**Exercise task A**
Reproduce the records word for word, from their first line through the line that contains "apply-date-end-placeholder: 结束日期 [385,115,450,132]", including both ends.

**Reading passage**
93 lines
7.1 KiB
Markdown
93 lines
7.1 KiB
Markdown
# JOURNAL — phase `prevb` (Builder reasoning; append-only)
|
||
|
||
## 2026-06-17 — Bootstrap + recon
|
||
|
||
Read SSOT (plan-phase-prevb), plan.md §6.1/§7/§9, Adversary's REVIEW-prevb (live, idle awaiting M1 claim).
|
||
|
||
**Mapped the harness upgrade flow** (`runner/run_recipe_ci.py`, `harness/lifecycle.py`,
|
||
`harness/generic.py`, `harness/meta.py`, `harness/canonical.py`):
|
||
- Base decision: `upgrade_base(stages, meta, recipe)` → `None` if upgrade∉stages or EXPECTED_NA[upgrade],
|
||
else `meta.UPGRADE_BASE_VERSION or lifecycle.previous_version(recipe)` (= `recipe_versions[-2]`).
|
||
`base = prev or target`; `prev` also gates whether the upgrade tier runs.
|
||
- Deploy: `deploy_app(version=base)` → pinned `recipe_checkout(version)` + (auto-chaos if overlay/lightweight tag);
|
||
`version=None` → chaos deploy of the current (head) checkout.
|
||
- Overlay `compose.ccci.yml`: copied into the checkout (`provide_ccci_overlay`), referenced by
|
||
`EXTRA_ENV.COMPOSE_FILE`, persists untracked across the head re-checkout → applies to ALL deploys.
|
||
- Upgrade op (`generic.perform_upgrade`): `recipe_checkout_ref(head_ref)` then chaos redeploy; the
|
||
ccci overlay persists → leaks version-specific pins onto the head. **That is the bug.**
|
||
- Last-green source: `canonical.read_registry(recipe)` → `{version, commit, status}` (promoted only on
|
||
GREEN LATEST cold runs for `WARM_CANONICAL` recipes). No separate "last-green" file.
|
||
|
||
**Ground-truth discourse facts** (gitea API, verified — see STATUS for the table). Key correction vs
|
||
plan §3 prose: main is `bitnamilegacy/discourse:3.5.0` (not 3.3.1 — main advanced). Thesis holds: base
|
||
(last-green/main = bitnamilegacy 3.5.0, deployable) → head (PR #4 = official discourse/discourse:3.5.3,
|
||
sidekiq dropped). So discourse needs NO `previous/`; the env overlay shrinks to `order: stop-first`.
|
||
|
||
**Design decisions (WHY):**
|
||
- *Resolution order* last-green → main-tip → skip. main-tip = the recipe's `main` branch HEAD = the true
|
||
predecessor the PR merges onto (more faithful than the old `vers[-2]`, which could span 2 version jumps).
|
||
This intentionally changes EVERY recipe's default base from `vers[-2]` to main-tip — plan-mandated, not a
|
||
regression; M2 spot-check validates representative recipes still go green.

**Supplied material**
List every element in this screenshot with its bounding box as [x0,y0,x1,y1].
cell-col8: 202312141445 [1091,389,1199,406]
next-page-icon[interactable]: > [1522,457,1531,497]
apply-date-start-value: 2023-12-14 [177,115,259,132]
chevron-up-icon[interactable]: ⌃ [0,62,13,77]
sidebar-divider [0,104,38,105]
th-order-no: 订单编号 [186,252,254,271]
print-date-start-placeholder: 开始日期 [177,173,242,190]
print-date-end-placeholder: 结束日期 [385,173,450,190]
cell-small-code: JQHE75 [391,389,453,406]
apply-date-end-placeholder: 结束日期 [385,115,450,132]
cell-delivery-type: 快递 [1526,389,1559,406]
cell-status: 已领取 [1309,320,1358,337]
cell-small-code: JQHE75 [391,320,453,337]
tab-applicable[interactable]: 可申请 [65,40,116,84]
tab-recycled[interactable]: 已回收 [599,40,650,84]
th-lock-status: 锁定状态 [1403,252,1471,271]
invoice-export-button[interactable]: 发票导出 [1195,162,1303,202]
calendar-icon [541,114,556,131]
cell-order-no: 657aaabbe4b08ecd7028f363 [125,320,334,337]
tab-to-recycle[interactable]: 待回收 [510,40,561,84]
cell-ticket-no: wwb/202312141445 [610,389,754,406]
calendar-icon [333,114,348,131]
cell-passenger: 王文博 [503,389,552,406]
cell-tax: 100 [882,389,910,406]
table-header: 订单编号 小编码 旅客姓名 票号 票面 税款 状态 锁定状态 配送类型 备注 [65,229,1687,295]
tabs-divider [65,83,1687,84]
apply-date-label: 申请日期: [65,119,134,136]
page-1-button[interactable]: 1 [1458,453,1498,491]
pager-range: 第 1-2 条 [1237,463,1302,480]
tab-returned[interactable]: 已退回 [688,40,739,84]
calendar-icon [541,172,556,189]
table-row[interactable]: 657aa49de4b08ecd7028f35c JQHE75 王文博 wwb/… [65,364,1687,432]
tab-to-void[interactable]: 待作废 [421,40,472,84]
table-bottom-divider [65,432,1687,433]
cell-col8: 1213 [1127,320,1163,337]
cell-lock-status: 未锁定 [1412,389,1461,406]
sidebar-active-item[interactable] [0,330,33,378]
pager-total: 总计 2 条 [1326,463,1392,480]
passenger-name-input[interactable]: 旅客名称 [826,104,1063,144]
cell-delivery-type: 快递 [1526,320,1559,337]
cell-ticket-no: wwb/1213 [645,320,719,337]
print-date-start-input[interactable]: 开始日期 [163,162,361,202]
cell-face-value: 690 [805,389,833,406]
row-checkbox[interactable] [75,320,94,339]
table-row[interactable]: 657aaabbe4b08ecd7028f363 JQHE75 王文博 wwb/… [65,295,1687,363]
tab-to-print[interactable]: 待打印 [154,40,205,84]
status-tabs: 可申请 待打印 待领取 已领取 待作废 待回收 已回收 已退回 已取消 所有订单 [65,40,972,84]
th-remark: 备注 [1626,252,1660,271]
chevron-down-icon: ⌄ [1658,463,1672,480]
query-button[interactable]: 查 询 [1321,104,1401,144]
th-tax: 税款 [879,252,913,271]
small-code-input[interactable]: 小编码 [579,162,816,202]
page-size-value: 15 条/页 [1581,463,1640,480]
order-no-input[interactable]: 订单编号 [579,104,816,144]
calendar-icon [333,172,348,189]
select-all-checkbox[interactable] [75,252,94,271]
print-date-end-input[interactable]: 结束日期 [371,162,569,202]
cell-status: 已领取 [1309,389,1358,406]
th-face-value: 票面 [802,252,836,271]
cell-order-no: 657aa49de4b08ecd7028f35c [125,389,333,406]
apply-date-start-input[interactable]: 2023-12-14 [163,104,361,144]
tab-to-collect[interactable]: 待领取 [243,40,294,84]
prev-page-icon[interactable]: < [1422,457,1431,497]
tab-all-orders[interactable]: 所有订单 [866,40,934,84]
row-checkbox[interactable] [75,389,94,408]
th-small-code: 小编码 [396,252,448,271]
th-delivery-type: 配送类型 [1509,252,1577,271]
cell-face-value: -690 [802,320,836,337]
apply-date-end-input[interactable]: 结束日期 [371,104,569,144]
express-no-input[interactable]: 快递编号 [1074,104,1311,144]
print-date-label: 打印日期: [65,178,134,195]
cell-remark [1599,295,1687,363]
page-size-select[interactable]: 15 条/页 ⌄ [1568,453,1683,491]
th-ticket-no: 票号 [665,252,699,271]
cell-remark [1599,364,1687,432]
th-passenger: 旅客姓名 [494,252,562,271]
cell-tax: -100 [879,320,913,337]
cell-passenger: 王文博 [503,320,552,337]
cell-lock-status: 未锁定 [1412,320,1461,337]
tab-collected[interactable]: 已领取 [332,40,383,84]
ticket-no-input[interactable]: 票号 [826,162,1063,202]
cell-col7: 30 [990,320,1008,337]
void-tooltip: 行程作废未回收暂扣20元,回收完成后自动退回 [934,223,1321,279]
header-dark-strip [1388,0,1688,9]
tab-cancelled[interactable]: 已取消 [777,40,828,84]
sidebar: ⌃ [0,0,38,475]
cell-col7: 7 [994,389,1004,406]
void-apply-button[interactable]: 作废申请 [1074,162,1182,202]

**Exercise task B**
According to the journal, which image does the main branch of discourse use?

**Correct response A**
List every element in this screenshot with its bounding box as [x0,y0,x1,y1].
cell-col8: 202312141445 [1091,389,1199,406]
next-page-icon[interactable]: > [1522,457,1531,497]
apply-date-start-value: 2023-12-14 [177,115,259,132]
chevron-up-icon[interactable]: ⌃ [0,62,13,77]
sidebar-divider [0,104,38,105]
th-order-no: 订单编号 [186,252,254,271]
print-date-start-placeholder: 开始日期 [177,173,242,190]
print-date-end-placeholder: 结束日期 [385,173,450,190]
cell-small-code: JQHE75 [391,389,453,406]
apply-date-end-placeholder: 结束日期 [385,115,450,132]

**Correct response B**
bitnamilegacy/discourse:3.5.0